Stored data entries
========

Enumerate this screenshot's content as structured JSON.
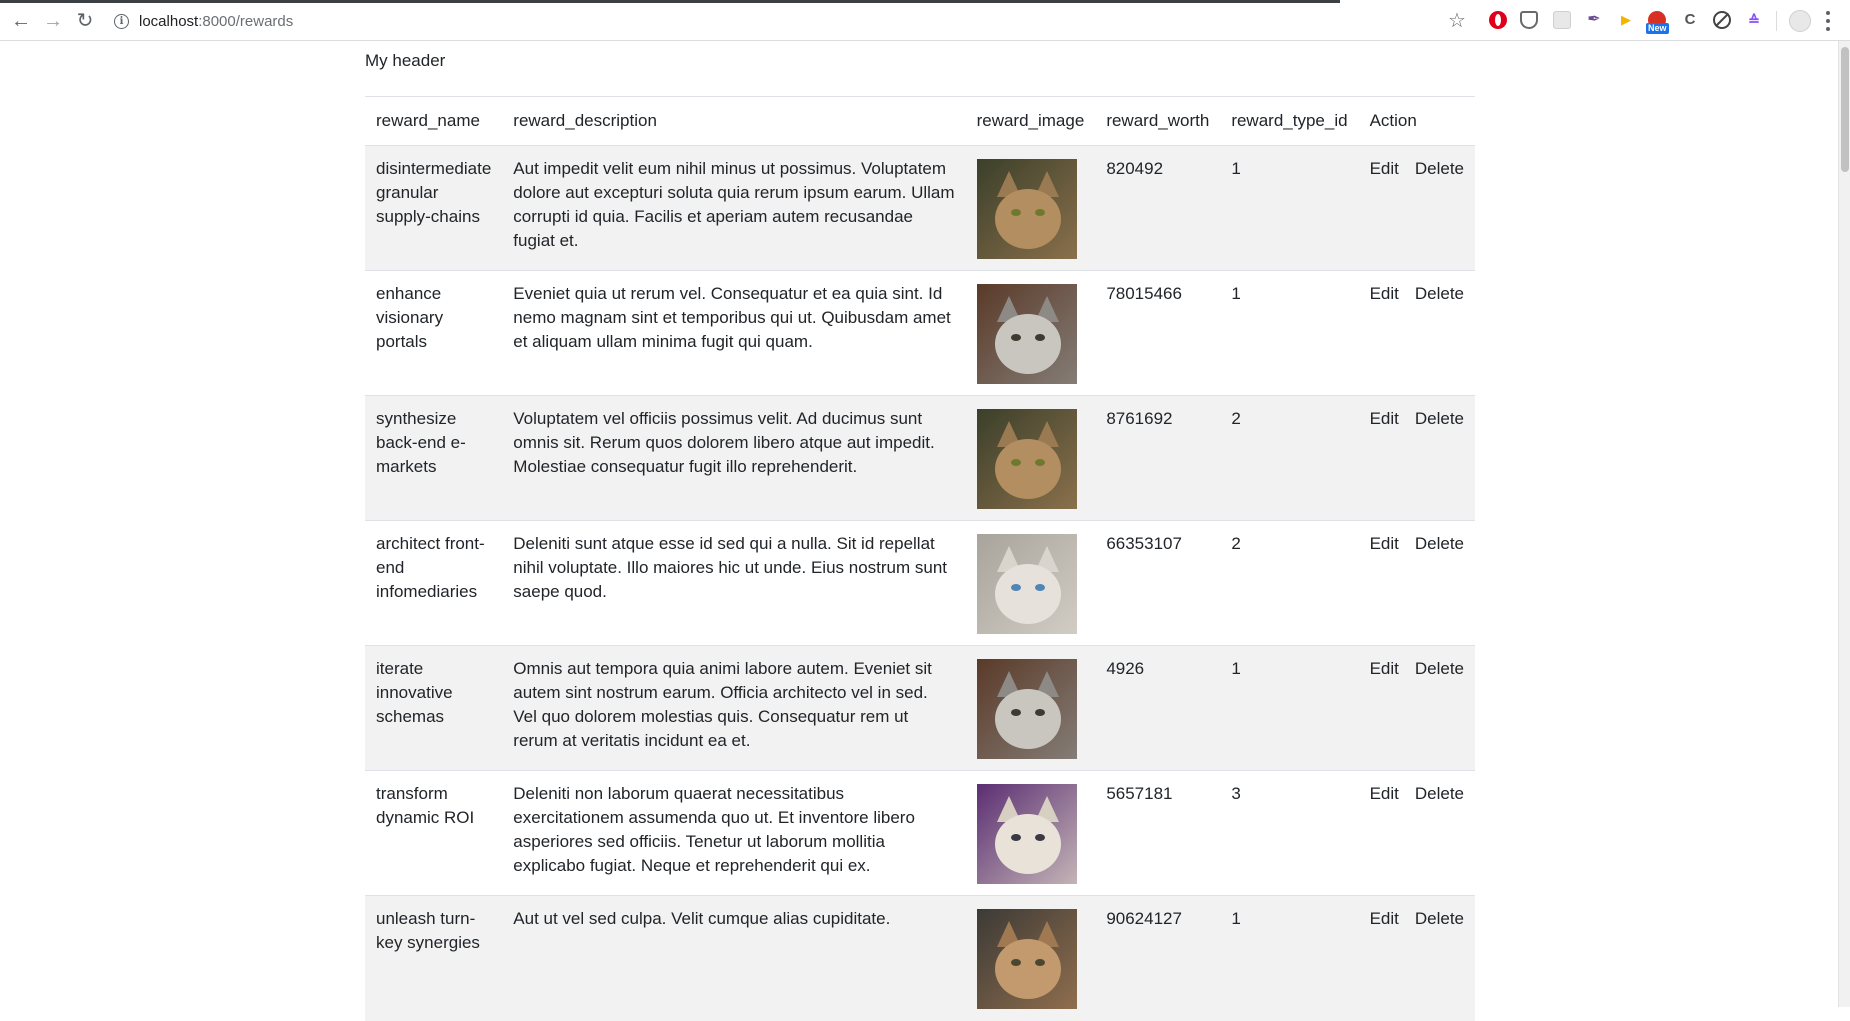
{
  "browser": {
    "url_host": "localhost",
    "url_path": ":8000/rewards",
    "extension_badge": "New"
  },
  "page": {
    "header": "My header"
  },
  "table": {
    "columns": [
      "reward_name",
      "reward_description",
      "reward_image",
      "reward_worth",
      "reward_type_id",
      "Action"
    ],
    "action_labels": {
      "edit": "Edit",
      "delete": "Delete"
    },
    "rows": [
      {
        "name": "disintermediate granular supply-chains",
        "description": "Aut impedit velit eum nihil minus ut possimus. Voluptatem dolore aut excepturi soluta quia rerum ipsum earum. Ullam corrupti id quia. Facilis et aperiam autem recusandae fugiat et.",
        "image": "tabby-cat-photo",
        "worth": "820492",
        "type_id": "1"
      },
      {
        "name": "enhance visionary portals",
        "description": "Eveniet quia ut rerum vel. Consequatur et ea quia sint. Id nemo magnam sint et temporibus qui ut. Quibusdam amet et aliquam ullam minima fugit qui quam.",
        "image": "grey-tabby-cat-photo",
        "worth": "78015466",
        "type_id": "1"
      },
      {
        "name": "synthesize back-end e-markets",
        "description": "Voluptatem vel officiis possimus velit. Ad ducimus sunt omnis sit. Rerum quos dolorem libero atque aut impedit. Molestiae consequatur fugit illo reprehenderit.",
        "image": "tabby-cat-photo",
        "worth": "8761692",
        "type_id": "2"
      },
      {
        "name": "architect front-end infomediaries",
        "description": "Deleniti sunt atque esse id sed qui a nulla. Sit id repellat nihil voluptate. Illo maiores hic ut unde. Eius nostrum sunt saepe quod.",
        "image": "siamese-cat-photo",
        "worth": "66353107",
        "type_id": "2"
      },
      {
        "name": "iterate innovative schemas",
        "description": "Omnis aut tempora quia animi labore autem. Eveniet sit autem sint nostrum earum. Officia architecto vel in sed. Vel quo dolorem molestias quis. Consequatur rem ut rerum at veritatis incidunt ea et.",
        "image": "grey-tabby-cat-photo",
        "worth": "4926",
        "type_id": "1"
      },
      {
        "name": "transform dynamic ROI",
        "description": "Deleniti non laborum quaerat necessitatibus exercitationem assumenda quo ut. Et inventore libero asperiores sed officiis. Tenetur ut laborum mollitia explicabo fugiat. Neque et reprehenderit qui ex.",
        "image": "fluffy-cat-photo",
        "worth": "5657181",
        "type_id": "3"
      },
      {
        "name": "unleash turn-key synergies",
        "description": "Aut ut vel sed culpa. Velit cumque alias cupiditate.",
        "image": "ginger-cat-photo",
        "worth": "90624127",
        "type_id": "1"
      }
    ]
  },
  "image_palettes": {
    "tabby-cat-photo": {
      "bg": "#3b3f2a",
      "fur": "#9a7a52",
      "face": "#b28e60",
      "eye": "#6d7a2e"
    },
    "grey-tabby-cat-photo": {
      "bg": "#5a3a28",
      "fur": "#8d8a86",
      "face": "#c9c6c0",
      "eye": "#3d3a30"
    },
    "siamese-cat-photo": {
      "bg": "#a8a49c",
      "fur": "#d9d4cc",
      "face": "#e6e1da",
      "eye": "#4f86b8"
    },
    "fluffy-cat-photo": {
      "bg": "#5b2e73",
      "fur": "#d8cfc3",
      "face": "#e9e2d8",
      "eye": "#3b3a44"
    },
    "ginger-cat-photo": {
      "bg": "#3c3a36",
      "fur": "#a07852",
      "face": "#c29a6e",
      "eye": "#4a4630"
    }
  }
}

========

#### [STATED EXERCISE]
The records above must be echoed exactly, minus their pictures.

#### [ANSWER TO THIS EXERCISE]
Enumerate this screenshot's content as structured JSON.
{
  "browser": {
    "url_host": "localhost",
    "url_path": ":8000/rewards",
    "extension_badge": "New"
  },
  "page": {
    "header": "My header"
  },
  "table": {
    "columns": [
      "reward_name",
      "reward_description",
      "reward_image",
      "reward_worth",
      "reward_type_id",
      "Action"
    ],
    "action_labels": {
      "edit": "Edit",
      "delete": "Delete"
    },
    "rows": [
      {
        "name": "disintermediate granular supply-chains",
        "description": "Aut impedit velit eum nihil minus ut possimus. Voluptatem dolore aut excepturi soluta quia rerum ipsum earum. Ullam corrupti id quia. Facilis et aperiam autem recusandae fugiat et.",
        "image": "tabby-cat-photo",
        "worth": "820492",
        "type_id": "1"
      },
      {
        "name": "enhance visionary portals",
        "description": "Eveniet quia ut rerum vel. Consequatur et ea quia sint. Id nemo magnam sint et temporibus qui ut. Quibusdam amet et aliquam ullam minima fugit qui quam.",
        "image": "grey-tabby-cat-photo",
        "worth": "78015466",
        "type_id": "1"
      },
      {
        "name": "synthesize back-end e-markets",
        "description": "Voluptatem vel officiis possimus velit. Ad ducimus sunt omnis sit. Rerum quos dolorem libero atque aut impedit. Molestiae consequatur fugit illo reprehenderit.",
        "image": "tabby-cat-photo",
        "worth": "8761692",
        "type_id": "2"
      },
      {
        "name": "architect front-end infomediaries",
        "description": "Deleniti sunt atque esse id sed qui a nulla. Sit id repellat nihil voluptate. Illo maiores hic ut unde. Eius nostrum sunt saepe quod.",
        "image": "siamese-cat-photo",
        "worth": "66353107",
        "type_id": "2"
      },
      {
        "name": "iterate innovative schemas",
        "description": "Omnis aut tempora quia animi labore autem. Eveniet sit autem sint nostrum earum. Officia architecto vel in sed. Vel quo dolorem molestias quis. Consequatur rem ut rerum at veritatis incidunt ea et.",
        "image": "grey-tabby-cat-photo",
        "worth": "4926",
        "type_id": "1"
      },
      {
        "name": "transform dynamic ROI",
        "description": "Deleniti non laborum quaerat necessitatibus exercitationem assumenda quo ut. Et inventore libero asperiores sed officiis. Tenetur ut laborum mollitia explicabo fugiat. Neque et reprehenderit qui ex.",
        "image": "fluffy-cat-photo",
        "worth": "5657181",
        "type_id": "3"
      },
      {
        "name": "unleash turn-key synergies",
        "description": "Aut ut vel sed culpa. Velit cumque alias cupiditate.",
        "image": "ginger-cat-photo",
        "worth": "90624127",
        "type_id": "1"
      }
    ]
  },
  "image_palettes": {
    "tabby-cat-photo": {
      "bg": "#3b3f2a",
      "fur": "#9a7a52",
      "face": "#b28e60",
      "eye": "#6d7a2e"
    },
    "grey-tabby-cat-photo": {
      "bg": "#5a3a28",
      "fur": "#8d8a86",
      "face": "#c9c6c0",
      "eye": "#3d3a30"
    },
    "siamese-cat-photo": {
      "bg": "#a8a49c",
      "fur": "#d9d4cc",
      "face": "#e6e1da",
      "eye": "#4f86b8"
    },
    "fluffy-cat-photo": {
      "bg": "#5b2e73",
      "fur": "#d8cfc3",
      "face": "#e9e2d8",
      "eye": "#3b3a44"
    },
    "ginger-cat-photo": {
      "bg": "#3c3a36",
      "fur": "#a07852",
      "face": "#c29a6e",
      "eye": "#4a4630"
    }
  }
}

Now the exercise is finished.